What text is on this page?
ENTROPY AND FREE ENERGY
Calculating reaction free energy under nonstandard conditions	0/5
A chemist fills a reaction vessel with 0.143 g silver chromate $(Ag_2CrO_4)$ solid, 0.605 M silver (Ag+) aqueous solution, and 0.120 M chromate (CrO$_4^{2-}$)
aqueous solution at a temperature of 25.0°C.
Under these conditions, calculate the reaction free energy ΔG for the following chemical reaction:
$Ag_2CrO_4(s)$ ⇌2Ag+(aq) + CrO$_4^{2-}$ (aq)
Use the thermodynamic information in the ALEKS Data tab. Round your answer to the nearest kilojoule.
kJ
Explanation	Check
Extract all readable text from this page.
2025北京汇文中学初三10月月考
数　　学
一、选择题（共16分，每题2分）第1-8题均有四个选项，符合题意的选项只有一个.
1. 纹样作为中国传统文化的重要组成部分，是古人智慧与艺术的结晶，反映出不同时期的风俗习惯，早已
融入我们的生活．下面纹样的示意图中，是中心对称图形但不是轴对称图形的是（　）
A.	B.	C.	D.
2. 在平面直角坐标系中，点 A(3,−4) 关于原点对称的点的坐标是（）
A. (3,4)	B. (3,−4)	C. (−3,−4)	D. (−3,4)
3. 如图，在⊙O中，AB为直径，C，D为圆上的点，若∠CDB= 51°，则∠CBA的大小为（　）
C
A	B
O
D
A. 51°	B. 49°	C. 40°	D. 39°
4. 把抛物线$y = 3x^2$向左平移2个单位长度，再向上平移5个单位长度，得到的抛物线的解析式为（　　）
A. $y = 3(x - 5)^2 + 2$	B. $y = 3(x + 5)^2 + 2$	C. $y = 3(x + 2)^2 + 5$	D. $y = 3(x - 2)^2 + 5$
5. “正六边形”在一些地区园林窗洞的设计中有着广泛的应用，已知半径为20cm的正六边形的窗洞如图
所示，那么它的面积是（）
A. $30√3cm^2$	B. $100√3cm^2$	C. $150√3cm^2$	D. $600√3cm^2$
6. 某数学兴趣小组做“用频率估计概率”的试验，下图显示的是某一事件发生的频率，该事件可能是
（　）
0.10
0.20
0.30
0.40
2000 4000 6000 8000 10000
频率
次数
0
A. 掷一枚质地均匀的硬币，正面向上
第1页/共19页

| Stated goal |
Copy out every line from the one containing "Extract all readable text from this page." to the end of the material, both ends included.

| Result for this exercise |
Extract all readable text from this page.
2025北京汇文中学初三10月月考
数　　学
一、选择题（共16分，每题2分）第1-8题均有四个选项，符合题意的选项只有一个.
1. 纹样作为中国传统文化的重要组成部分，是古人智慧与艺术的结晶，反映出不同时期的风俗习惯，早已
融入我们的生活．下面纹样的示意图中，是中心对称图形但不是轴对称图形的是（　）
A.	B.	C.	D.
2. 在平面直角坐标系中，点 A(3,−4) 关于原点对称的点的坐标是（）
A. (3,4)	B. (3,−4)	C. (−3,−4)	D. (−3,4)
3. 如图，在⊙O中，AB为直径，C，D为圆上的点，若∠CDB= 51°，则∠CBA的大小为（　）
C
A	B
O
D
A. 51°	B. 49°	C. 40°	D. 39°
4. 把抛物线$y = 3x^2$向左平移2个单位长度，再向上平移5个单位长度，得到的抛物线的解析式为（　　）
A. $y = 3(x - 5)^2 + 2$	B. $y = 3(x + 5)^2 + 2$	C. $y = 3(x + 2)^2 + 5$	D. $y = 3(x - 2)^2 + 5$
5. “正六边形”在一些地区园林窗洞的设计中有着广泛的应用，已知半径为20cm的正六边形的窗洞如图
所示，那么它的面积是（）
A. $30√3cm^2$	B. $100√3cm^2$	C. $150√3cm^2$	D. $600√3cm^2$
6. 某数学兴趣小组做“用频率估计概率”的试验，下图显示的是某一事件发生的频率，该事件可能是
（　）
0.10
0.20
0.30
0.40
2000 4000 6000 8000 10000
频率
次数
0
A. 掷一枚质地均匀的硬币，正面向上
第1页/共19页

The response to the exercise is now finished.